━━━━━ Records to process ━━━━━

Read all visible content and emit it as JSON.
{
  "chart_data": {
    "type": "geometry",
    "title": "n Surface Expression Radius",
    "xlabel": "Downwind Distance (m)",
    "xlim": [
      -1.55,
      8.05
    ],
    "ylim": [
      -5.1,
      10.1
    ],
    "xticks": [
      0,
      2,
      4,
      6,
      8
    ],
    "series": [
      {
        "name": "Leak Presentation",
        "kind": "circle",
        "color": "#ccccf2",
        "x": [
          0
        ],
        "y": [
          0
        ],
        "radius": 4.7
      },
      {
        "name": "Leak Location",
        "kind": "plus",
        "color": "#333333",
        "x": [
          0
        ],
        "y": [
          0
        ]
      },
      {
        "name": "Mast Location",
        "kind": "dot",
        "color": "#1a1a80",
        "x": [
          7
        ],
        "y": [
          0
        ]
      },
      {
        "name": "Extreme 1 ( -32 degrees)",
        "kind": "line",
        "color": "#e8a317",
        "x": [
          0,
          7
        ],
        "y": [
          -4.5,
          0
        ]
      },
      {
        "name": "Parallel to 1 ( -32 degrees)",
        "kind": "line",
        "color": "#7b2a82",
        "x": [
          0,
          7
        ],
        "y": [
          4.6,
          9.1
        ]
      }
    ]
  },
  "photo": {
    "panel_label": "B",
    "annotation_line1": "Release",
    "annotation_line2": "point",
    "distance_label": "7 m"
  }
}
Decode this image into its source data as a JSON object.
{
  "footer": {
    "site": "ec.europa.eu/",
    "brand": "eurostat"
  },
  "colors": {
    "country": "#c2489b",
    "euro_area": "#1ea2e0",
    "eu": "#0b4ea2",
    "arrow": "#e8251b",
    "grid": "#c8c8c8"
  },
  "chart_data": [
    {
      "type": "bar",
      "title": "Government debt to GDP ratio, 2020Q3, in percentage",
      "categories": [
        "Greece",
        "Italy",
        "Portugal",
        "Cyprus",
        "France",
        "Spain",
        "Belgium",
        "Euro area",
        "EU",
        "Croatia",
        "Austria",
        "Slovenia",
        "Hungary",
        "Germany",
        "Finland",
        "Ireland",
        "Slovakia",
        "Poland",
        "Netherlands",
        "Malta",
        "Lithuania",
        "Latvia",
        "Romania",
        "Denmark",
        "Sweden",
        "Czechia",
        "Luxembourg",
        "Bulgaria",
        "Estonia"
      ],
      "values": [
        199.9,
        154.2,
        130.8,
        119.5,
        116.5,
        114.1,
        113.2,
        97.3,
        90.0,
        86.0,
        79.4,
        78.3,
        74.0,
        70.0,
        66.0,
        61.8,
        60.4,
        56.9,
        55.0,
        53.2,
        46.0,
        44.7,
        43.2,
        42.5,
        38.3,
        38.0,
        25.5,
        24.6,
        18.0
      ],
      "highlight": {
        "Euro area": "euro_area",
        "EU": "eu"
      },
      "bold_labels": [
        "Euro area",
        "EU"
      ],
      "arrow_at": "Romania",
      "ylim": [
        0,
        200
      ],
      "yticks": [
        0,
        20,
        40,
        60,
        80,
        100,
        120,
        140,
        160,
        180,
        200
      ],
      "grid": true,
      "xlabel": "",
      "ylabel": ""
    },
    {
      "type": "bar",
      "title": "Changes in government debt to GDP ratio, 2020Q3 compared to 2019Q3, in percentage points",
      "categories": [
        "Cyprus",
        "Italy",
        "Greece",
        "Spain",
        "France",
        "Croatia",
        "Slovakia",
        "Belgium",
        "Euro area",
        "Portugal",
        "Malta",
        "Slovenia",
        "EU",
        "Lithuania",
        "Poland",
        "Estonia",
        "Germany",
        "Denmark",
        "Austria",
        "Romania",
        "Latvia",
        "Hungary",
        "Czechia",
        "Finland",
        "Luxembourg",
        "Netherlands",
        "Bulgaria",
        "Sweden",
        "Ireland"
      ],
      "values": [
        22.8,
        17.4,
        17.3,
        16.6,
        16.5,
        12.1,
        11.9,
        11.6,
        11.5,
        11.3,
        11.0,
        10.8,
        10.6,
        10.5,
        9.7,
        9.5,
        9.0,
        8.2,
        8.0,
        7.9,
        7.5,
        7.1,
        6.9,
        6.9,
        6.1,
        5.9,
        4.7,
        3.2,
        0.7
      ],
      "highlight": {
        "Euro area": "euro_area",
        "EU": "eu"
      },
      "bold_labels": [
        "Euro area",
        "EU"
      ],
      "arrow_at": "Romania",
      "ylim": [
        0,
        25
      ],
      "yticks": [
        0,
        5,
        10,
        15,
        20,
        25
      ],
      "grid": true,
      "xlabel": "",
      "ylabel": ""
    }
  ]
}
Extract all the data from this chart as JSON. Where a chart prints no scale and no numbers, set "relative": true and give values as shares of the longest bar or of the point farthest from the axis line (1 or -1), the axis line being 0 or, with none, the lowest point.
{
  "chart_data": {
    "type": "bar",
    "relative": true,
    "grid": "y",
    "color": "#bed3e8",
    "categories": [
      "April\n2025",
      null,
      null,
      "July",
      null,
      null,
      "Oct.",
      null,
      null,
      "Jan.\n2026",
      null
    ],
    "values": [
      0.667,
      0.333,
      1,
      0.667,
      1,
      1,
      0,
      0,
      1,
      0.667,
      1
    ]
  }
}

━━━━━

Goal:
Could you quote the material above in full, exactly as it stands?

Output below:
Read all visible content and emit it as JSON.
{
  "chart_data": {
    "type": "geometry",
    "title": "n Surface Expression Radius",
    "xlabel": "Downwind Distance (m)",
    "xlim": [
      -1.55,
      8.05
    ],
    "ylim": [
      -5.1,
      10.1
    ],
    "xticks": [
      0,
      2,
      4,
      6,
      8
    ],
    "series": [
      {
        "name": "Leak Presentation",
        "kind": "circle",
        "color": "#ccccf2",
        "x": [
          0
        ],
        "y": [
          0
        ],
        "radius": 4.7
      },
      {
        "name": "Leak Location",
        "kind": "plus",
        "color": "#333333",
        "x": [
          0
        ],
        "y": [
          0
        ]
      },
      {
        "name": "Mast Location",
        "kind": "dot",
        "color": "#1a1a80",
        "x": [
          7
        ],
        "y": [
          0
        ]
      },
      {
        "name": "Extreme 1 ( -32 degrees)",
        "kind": "line",
        "color": "#e8a317",
        "x": [
          0,
          7
        ],
        "y": [
          -4.5,
          0
        ]
      },
      {
        "name": "Parallel to 1 ( -32 degrees)",
        "kind": "line",
        "color": "#7b2a82",
        "x": [
          0,
          7
        ],
        "y": [
          4.6,
          9.1
        ]
      }
    ]
  },
  "photo": {
    "panel_label": "B",
    "annotation_line1": "Release",
    "annotation_line2": "point",
    "distance_label": "7 m"
  }
}
Decode this image into its source data as a JSON object.
{
  "footer": {
    "site": "ec.europa.eu/",
    "brand": "eurostat"
  },
  "colors": {
    "country": "#c2489b",
    "euro_area": "#1ea2e0",
    "eu": "#0b4ea2",
    "arrow": "#e8251b",
    "grid": "#c8c8c8"
  },
  "chart_data": [
    {
      "type": "bar",
      "title": "Government debt to GDP ratio, 2020Q3, in percentage",
      "categories": [
        "Greece",
        "Italy",
        "Portugal",
        "Cyprus",
        "France",
        "Spain",
        "Belgium",
        "Euro area",
        "EU",
        "Croatia",
        "Austria",
        "Slovenia",
        "Hungary",
        "Germany",
        "Finland",
        "Ireland",
        "Slovakia",
        "Poland",
        "Netherlands",
        "Malta",
        "Lithuania",
        "Latvia",
        "Romania",
        "Denmark",
        "Sweden",
        "Czechia",
        "Luxembourg",
        "Bulgaria",
        "Estonia"
      ],
      "values": [
        199.9,
        154.2,
        130.8,
        119.5,
        116.5,
        114.1,
        113.2,
        97.3,
        90.0,
        86.0,
        79.4,
        78.3,
        74.0,
        70.0,
        66.0,
        61.8,
        60.4,
        56.9,
        55.0,
        53.2,
        46.0,
        44.7,
        43.2,
        42.5,
        38.3,
        38.0,
        25.5,
        24.6,
        18.0
      ],
      "highlight": {
        "Euro area": "euro_area",
        "EU": "eu"
      },
      "bold_labels": [
        "Euro area",
        "EU"
      ],
      "arrow_at": "Romania",
      "ylim": [
        0,
        200
      ],
      "yticks": [
        0,
        20,
        40,
        60,
        80,
        100,
        120,
        140,
        160,
        180,
        200
      ],
      "grid": true,
      "xlabel": "",
      "ylabel": ""
    },
    {
      "type": "bar",
      "title": "Changes in government debt to GDP ratio, 2020Q3 compared to 2019Q3, in percentage points",
      "categories": [
        "Cyprus",
        "Italy",
        "Greece",
        "Spain",
        "France",
        "Croatia",
        "Slovakia",
        "Belgium",
        "Euro area",
        "Portugal",
        "Malta",
        "Slovenia",
        "EU",
        "Lithuania",
        "Poland",
        "Estonia",
        "Germany",
        "Denmark",
        "Austria",
        "Romania",
        "Latvia",
        "Hungary",
        "Czechia",
        "Finland",
        "Luxembourg",
        "Netherlands",
        "Bulgaria",
        "Sweden",
        "Ireland"
      ],
      "values": [
        22.8,
        17.4,
        17.3,
        16.6,
        16.5,
        12.1,
        11.9,
        11.6,
        11.5,
        11.3,
        11.0,
        10.8,
        10.6,
        10.5,
        9.7,
        9.5,
        9.0,
        8.2,
        8.0,
        7.9,
        7.5,
        7.1,
        6.9,
        6.9,
        6.1,
        5.9,
        4.7,
        3.2,
        0.7
      ],
      "highlight": {
        "Euro area": "euro_area",
        "EU": "eu"
      },
      "bold_labels": [
        "Euro area",
        "EU"
      ],
      "arrow_at": "Romania",
      "ylim": [
        0,
        25
      ],
      "yticks": [
        0,
        5,
        10,
        15,
        20,
        25
      ],
      "grid": true,
      "xlabel": "",
      "ylabel": ""
    }
  ]
}
Extract all the data from this chart as JSON. Where a chart prints no scale and no numbers, set "relative": true and give values as shares of the longest bar or of the point farthest from the axis line (1 or -1), the axis line being 0 or, with none, the lowest point.
{
  "chart_data": {
    "type": "bar",
    "relative": true,
    "grid": "y",
    "color": "#bed3e8",
    "categories": [
      "April\n2025",
      null,
      null,
      "July",
      null,
      null,
      "Oct.",
      null,
      null,
      "Jan.\n2026",
      null
    ],
    "values": [
      0.667,
      0.333,
      1,
      0.667,
      1,
      1,
      0,
      0,
      1,
      0.667,
      1
    ]
  }
}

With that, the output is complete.